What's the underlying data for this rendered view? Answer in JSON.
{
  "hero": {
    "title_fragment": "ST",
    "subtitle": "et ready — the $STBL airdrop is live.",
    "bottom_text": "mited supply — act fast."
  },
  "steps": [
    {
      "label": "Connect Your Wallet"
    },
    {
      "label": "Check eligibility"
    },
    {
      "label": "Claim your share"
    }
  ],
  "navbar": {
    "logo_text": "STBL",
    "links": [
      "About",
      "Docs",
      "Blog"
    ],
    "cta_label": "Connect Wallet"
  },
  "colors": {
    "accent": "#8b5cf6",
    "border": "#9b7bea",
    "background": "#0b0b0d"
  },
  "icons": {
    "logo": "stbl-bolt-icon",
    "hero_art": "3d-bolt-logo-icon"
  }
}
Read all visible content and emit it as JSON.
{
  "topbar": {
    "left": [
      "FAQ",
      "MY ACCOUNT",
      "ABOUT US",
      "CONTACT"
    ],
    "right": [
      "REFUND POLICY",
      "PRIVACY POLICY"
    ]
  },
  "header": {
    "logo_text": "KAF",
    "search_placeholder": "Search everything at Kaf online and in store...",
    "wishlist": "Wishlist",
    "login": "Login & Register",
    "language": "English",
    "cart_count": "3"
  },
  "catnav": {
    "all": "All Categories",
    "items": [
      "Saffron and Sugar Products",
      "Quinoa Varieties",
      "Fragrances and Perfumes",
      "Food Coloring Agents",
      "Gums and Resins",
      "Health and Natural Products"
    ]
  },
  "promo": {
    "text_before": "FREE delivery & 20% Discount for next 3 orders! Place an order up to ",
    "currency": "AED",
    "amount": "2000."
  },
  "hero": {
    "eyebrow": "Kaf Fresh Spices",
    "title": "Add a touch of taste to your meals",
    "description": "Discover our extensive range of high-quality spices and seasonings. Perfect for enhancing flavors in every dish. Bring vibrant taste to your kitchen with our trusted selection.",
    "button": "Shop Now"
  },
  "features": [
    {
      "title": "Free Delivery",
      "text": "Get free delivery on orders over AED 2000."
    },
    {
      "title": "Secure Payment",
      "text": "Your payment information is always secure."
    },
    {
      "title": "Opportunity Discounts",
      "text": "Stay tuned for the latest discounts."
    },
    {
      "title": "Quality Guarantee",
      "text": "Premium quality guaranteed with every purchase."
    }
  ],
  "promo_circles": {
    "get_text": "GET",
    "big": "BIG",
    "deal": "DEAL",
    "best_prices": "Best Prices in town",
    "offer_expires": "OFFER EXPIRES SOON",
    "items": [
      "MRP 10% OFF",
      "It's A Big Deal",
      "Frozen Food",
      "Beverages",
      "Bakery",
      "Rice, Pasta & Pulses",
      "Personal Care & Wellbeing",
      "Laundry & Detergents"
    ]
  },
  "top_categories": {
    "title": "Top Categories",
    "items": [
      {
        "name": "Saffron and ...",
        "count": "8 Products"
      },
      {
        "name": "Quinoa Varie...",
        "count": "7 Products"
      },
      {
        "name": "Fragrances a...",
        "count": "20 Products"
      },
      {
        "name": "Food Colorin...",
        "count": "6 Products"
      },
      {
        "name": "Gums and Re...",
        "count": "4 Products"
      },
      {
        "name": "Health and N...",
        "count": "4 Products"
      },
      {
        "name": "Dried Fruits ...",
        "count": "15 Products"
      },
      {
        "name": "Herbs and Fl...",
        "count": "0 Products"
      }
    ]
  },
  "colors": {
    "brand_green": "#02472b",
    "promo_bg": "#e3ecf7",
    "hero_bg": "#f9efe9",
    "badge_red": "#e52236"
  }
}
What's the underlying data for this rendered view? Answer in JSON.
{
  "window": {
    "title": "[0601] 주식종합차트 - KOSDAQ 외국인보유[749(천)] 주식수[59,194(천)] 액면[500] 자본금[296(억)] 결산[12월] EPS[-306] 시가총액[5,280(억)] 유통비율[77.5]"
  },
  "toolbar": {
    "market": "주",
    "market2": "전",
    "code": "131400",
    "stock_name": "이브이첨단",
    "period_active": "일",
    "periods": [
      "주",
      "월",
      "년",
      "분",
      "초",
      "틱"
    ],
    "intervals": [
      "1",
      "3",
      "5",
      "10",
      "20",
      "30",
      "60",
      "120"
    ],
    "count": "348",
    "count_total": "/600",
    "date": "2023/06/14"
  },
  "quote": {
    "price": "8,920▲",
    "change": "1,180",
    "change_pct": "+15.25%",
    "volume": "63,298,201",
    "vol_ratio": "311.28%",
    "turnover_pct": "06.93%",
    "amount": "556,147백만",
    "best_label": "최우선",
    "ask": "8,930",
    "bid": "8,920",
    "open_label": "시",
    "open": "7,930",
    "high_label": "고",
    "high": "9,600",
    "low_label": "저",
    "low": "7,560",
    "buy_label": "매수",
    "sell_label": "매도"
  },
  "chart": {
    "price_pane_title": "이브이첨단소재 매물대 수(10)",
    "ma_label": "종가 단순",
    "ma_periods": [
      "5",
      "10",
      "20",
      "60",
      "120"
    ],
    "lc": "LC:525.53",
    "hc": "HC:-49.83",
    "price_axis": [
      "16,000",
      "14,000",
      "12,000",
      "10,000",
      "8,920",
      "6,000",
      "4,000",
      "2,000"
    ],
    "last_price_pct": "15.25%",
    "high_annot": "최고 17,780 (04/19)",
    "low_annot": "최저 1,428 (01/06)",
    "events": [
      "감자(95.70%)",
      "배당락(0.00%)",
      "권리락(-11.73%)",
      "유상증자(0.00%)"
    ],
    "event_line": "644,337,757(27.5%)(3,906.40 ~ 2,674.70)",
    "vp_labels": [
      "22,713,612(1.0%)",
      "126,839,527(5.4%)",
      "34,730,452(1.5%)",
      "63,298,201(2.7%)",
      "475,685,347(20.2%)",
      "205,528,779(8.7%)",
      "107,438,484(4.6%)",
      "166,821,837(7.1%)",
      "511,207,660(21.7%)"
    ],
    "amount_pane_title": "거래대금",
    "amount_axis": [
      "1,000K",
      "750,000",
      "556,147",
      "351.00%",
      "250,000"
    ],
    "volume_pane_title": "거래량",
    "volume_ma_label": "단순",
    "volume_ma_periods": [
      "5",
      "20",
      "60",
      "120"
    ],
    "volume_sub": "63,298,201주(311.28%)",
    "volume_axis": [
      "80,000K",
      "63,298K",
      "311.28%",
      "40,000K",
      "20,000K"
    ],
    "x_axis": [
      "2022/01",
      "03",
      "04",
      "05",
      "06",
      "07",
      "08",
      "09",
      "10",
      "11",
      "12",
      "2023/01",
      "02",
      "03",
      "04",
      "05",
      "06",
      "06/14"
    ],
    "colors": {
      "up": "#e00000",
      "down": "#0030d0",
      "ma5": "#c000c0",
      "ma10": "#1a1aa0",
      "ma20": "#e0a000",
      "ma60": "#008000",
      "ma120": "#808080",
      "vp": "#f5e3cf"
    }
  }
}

####################

Filter lines by "Food" and return each hit.

**Solution to this exercise**
      "Food Coloring Agents",
      "Frozen Food",
        "name": "Food Colorin...",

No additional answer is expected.